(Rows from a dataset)
----
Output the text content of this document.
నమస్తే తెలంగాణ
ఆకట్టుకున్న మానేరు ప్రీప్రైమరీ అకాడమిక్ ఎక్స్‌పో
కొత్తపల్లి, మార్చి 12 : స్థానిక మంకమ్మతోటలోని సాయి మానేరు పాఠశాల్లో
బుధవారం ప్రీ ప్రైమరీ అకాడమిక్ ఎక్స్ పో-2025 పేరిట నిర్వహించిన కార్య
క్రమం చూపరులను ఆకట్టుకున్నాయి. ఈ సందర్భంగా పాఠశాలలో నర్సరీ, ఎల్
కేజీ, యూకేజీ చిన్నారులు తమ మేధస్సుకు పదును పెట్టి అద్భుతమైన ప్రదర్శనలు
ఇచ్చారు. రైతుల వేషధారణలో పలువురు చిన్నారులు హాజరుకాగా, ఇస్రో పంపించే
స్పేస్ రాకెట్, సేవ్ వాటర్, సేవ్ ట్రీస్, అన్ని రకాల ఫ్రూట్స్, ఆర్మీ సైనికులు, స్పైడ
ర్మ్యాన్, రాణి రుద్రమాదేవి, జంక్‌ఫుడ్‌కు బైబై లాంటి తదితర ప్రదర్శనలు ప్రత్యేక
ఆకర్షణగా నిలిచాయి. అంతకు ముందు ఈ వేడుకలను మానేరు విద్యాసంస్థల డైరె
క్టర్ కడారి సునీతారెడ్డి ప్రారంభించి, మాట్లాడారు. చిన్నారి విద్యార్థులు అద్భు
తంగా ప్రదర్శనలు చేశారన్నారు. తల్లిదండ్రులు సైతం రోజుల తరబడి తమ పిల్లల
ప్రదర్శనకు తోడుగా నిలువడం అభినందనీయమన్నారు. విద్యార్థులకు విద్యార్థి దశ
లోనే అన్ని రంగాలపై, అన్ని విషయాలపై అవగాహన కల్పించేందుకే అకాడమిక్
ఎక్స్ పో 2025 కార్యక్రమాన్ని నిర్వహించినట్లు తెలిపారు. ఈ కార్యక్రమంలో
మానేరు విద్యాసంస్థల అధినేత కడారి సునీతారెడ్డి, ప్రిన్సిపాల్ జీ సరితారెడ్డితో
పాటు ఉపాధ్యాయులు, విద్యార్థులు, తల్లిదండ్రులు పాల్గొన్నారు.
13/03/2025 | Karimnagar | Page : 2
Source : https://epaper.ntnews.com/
----
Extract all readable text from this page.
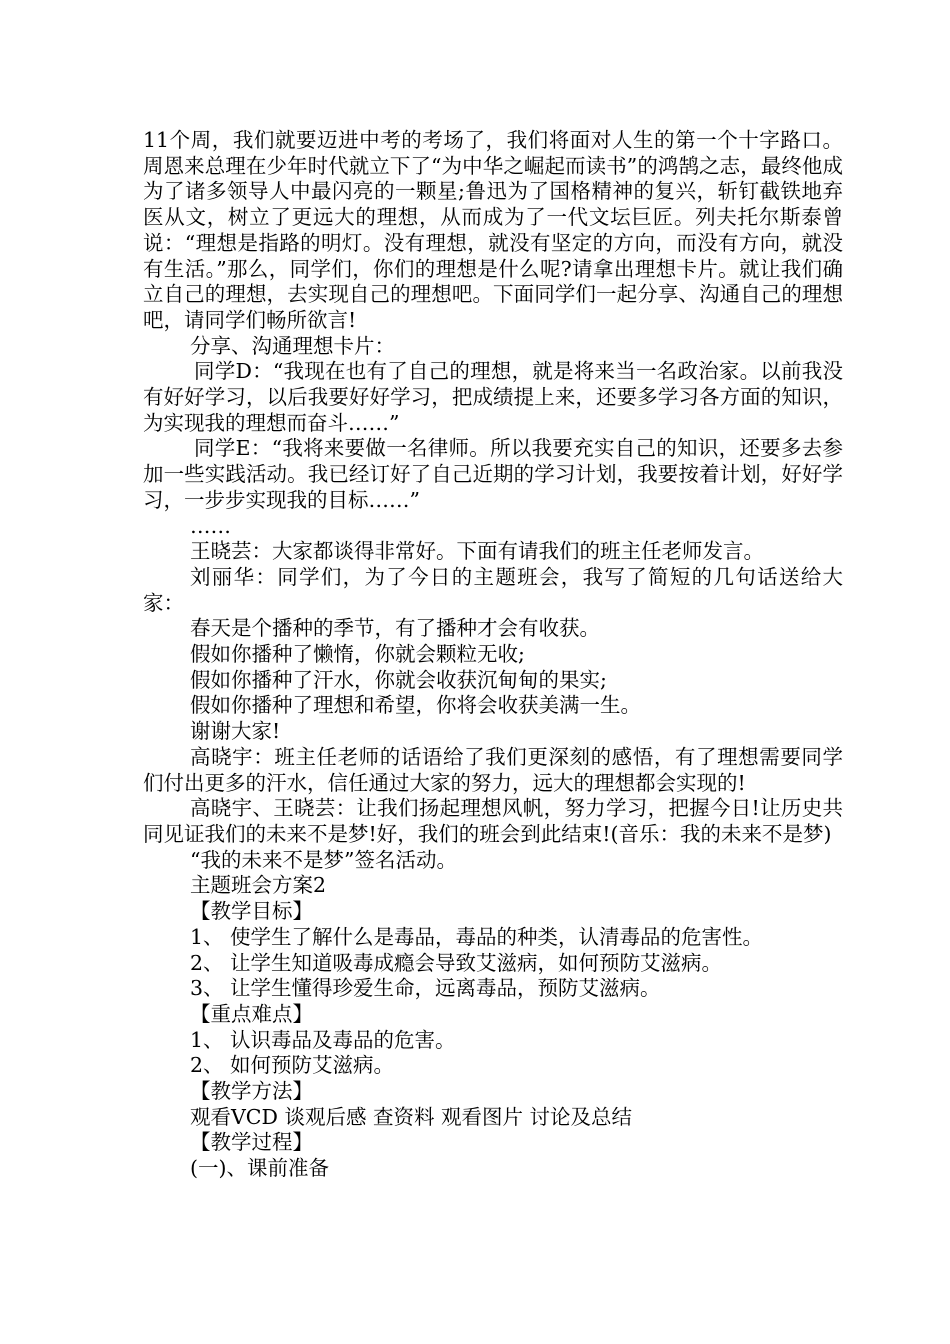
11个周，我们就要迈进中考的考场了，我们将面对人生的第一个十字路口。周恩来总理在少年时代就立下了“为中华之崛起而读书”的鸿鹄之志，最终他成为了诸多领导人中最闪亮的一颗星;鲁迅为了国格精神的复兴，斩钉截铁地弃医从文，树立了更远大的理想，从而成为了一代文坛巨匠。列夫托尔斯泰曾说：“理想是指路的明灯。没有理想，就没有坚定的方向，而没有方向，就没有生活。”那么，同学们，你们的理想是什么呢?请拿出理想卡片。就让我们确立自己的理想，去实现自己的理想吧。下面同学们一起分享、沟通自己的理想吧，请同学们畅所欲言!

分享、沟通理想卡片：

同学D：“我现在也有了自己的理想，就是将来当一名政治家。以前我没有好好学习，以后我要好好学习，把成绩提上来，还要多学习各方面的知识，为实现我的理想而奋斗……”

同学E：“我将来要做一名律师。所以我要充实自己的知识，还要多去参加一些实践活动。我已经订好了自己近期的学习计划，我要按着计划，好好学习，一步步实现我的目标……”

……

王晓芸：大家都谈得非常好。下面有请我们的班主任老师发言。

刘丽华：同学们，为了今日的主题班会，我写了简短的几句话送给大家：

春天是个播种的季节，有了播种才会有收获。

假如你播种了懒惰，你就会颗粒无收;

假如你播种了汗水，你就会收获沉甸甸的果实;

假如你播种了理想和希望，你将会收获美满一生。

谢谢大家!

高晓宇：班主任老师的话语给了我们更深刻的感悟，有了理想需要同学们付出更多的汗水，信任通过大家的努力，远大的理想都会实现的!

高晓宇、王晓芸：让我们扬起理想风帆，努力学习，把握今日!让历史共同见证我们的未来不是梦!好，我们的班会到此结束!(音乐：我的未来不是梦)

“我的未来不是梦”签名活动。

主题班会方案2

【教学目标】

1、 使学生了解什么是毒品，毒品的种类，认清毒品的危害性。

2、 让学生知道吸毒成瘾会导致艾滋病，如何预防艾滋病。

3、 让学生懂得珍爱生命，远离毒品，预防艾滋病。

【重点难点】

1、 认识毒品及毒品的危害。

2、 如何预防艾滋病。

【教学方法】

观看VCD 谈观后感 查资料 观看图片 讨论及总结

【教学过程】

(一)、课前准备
----
#### GOAL
From the listing above, collect every line that mentions the word "如何预防艾滋病".

#### RESULT OF THIS EXERCISE
2、 让学生知道吸毒成瘾会导致艾滋病，如何预防艾滋病。
2、 如何预防艾滋病。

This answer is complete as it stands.